- _Stored data entries_:
^^^^
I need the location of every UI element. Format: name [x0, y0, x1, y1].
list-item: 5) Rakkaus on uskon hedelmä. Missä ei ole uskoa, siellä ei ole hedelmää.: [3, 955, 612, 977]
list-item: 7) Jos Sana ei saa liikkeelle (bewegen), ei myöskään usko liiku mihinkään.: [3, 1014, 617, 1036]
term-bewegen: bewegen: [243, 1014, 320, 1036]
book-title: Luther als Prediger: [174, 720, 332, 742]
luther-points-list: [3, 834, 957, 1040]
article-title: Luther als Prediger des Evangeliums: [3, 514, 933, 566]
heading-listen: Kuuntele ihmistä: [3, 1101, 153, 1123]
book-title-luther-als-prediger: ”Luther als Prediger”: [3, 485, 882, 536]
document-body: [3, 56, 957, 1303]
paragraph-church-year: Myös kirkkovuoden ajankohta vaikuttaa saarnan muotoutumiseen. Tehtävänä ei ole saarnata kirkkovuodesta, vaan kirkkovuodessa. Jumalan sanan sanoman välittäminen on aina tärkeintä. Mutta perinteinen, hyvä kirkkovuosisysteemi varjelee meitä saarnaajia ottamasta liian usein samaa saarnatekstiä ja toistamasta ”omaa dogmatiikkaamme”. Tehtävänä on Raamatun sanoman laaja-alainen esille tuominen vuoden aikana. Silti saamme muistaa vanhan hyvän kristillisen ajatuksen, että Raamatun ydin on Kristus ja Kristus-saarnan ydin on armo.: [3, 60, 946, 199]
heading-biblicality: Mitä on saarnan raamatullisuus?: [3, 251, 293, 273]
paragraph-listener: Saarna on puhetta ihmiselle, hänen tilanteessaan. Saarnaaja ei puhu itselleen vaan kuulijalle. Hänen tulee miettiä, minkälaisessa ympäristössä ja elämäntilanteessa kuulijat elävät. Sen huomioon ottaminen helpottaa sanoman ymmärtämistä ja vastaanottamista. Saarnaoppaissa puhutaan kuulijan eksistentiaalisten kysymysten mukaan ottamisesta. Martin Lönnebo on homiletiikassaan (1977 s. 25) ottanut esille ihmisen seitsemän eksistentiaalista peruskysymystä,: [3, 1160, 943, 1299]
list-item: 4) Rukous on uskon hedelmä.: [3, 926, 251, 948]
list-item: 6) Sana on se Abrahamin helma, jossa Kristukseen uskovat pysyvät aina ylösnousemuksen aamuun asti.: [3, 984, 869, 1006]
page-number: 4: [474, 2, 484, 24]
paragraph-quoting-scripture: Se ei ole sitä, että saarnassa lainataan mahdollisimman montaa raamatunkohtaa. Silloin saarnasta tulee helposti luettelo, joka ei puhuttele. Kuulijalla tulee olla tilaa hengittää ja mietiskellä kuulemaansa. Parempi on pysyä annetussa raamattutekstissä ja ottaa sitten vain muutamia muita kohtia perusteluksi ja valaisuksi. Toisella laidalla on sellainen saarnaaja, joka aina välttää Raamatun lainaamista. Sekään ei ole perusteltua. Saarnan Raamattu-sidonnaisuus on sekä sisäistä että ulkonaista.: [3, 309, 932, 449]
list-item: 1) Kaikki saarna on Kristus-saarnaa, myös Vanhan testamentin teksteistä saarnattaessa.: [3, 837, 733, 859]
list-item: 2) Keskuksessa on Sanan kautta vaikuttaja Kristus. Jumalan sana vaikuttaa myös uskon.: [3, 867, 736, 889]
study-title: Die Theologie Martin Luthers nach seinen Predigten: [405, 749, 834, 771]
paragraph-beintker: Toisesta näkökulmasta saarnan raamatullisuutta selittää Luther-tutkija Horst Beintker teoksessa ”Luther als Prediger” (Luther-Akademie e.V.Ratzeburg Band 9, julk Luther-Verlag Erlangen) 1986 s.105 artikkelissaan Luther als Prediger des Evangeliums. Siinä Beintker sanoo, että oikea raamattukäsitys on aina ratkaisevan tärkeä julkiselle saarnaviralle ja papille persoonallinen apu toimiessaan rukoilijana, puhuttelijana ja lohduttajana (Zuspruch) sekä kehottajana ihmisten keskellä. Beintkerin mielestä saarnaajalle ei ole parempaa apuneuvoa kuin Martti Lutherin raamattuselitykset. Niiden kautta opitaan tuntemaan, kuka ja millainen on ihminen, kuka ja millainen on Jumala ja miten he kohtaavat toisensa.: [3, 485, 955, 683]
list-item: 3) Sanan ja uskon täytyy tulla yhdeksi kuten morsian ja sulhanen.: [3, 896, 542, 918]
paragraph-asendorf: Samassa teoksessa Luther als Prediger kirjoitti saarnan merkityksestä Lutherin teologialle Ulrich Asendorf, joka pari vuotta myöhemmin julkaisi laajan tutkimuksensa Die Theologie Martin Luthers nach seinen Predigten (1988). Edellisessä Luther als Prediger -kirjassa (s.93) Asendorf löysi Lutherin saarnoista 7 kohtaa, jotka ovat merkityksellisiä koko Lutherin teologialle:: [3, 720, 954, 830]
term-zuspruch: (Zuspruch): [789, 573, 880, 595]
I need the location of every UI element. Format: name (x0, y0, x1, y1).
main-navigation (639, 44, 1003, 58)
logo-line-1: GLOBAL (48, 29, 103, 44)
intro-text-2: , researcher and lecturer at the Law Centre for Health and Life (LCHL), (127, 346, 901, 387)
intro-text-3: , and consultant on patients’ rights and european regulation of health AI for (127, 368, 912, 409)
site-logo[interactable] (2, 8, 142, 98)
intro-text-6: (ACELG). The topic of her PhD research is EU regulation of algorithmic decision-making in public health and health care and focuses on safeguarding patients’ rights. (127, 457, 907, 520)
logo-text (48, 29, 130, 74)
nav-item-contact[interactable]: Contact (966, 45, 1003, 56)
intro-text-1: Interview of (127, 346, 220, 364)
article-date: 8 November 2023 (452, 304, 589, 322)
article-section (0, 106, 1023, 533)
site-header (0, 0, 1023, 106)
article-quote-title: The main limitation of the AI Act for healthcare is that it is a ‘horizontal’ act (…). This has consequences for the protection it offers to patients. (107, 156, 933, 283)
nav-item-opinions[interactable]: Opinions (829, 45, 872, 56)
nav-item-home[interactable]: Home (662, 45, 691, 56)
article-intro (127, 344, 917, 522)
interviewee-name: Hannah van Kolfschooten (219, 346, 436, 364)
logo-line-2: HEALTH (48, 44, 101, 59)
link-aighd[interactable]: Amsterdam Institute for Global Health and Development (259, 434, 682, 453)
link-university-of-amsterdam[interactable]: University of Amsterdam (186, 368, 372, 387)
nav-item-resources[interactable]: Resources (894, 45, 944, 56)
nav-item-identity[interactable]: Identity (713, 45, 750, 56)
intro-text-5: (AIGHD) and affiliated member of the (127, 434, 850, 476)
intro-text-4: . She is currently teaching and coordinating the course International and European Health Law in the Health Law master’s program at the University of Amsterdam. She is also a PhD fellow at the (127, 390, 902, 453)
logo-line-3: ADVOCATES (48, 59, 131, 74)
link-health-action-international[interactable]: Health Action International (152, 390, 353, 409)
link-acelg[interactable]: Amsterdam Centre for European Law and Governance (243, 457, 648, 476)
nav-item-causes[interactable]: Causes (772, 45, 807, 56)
^^^^
- _Task item_: Copy out the line holding "y0, x1, y1)." along with all lines after it through the end of the entries, exactly and only these.

- _Response_:
I need the location of every UI element. Format: name (x0, y0, x1, y1).
main-navigation (639, 44, 1003, 58)
logo-line-1: GLOBAL (48, 29, 103, 44)
intro-text-2: , researcher and lecturer at the Law Centre for Health and Life (LCHL), (127, 346, 901, 387)
intro-text-3: , and consultant on patients’ rights and european regulation of health AI for (127, 368, 912, 409)
site-logo[interactable] (2, 8, 142, 98)
intro-text-6: (ACELG). The topic of her PhD research is EU regulation of algorithmic decision-making in public health and health care and focuses on safeguarding patients’ rights. (127, 457, 907, 520)
logo-text (48, 29, 130, 74)
nav-item-contact[interactable]: Contact (966, 45, 1003, 56)
intro-text-1: Interview of (127, 346, 220, 364)
article-date: 8 November 2023 (452, 304, 589, 322)
article-section (0, 106, 1023, 533)
site-header (0, 0, 1023, 106)
article-quote-title: The main limitation of the AI Act for healthcare is that it is a ‘horizontal’ act (…). This has consequences for the protection it offers to patients. (107, 156, 933, 283)
nav-item-opinions[interactable]: Opinions (829, 45, 872, 56)
nav-item-home[interactable]: Home (662, 45, 691, 56)
article-intro (127, 344, 917, 522)
interviewee-name: Hannah van Kolfschooten (219, 346, 436, 364)
logo-line-2: HEALTH (48, 44, 101, 59)
link-aighd[interactable]: Amsterdam Institute for Global Health and Development (259, 434, 682, 453)
link-university-of-amsterdam[interactable]: University of Amsterdam (186, 368, 372, 387)
nav-item-resources[interactable]: Resources (894, 45, 944, 56)
nav-item-identity[interactable]: Identity (713, 45, 750, 56)
intro-text-5: (AIGHD) and affiliated member of the (127, 434, 850, 476)
intro-text-4: . She is currently teaching and coordinating the course International and European Health Law in the Health Law master’s program at the University of Amsterdam. She is also a PhD fellow at the (127, 390, 902, 453)
logo-line-3: ADVOCATES (48, 59, 131, 74)
link-health-action-international[interactable]: Health Action International (152, 390, 353, 409)
link-acelg[interactable]: Amsterdam Centre for European Law and Governance (243, 457, 648, 476)
nav-item-causes[interactable]: Causes (772, 45, 807, 56)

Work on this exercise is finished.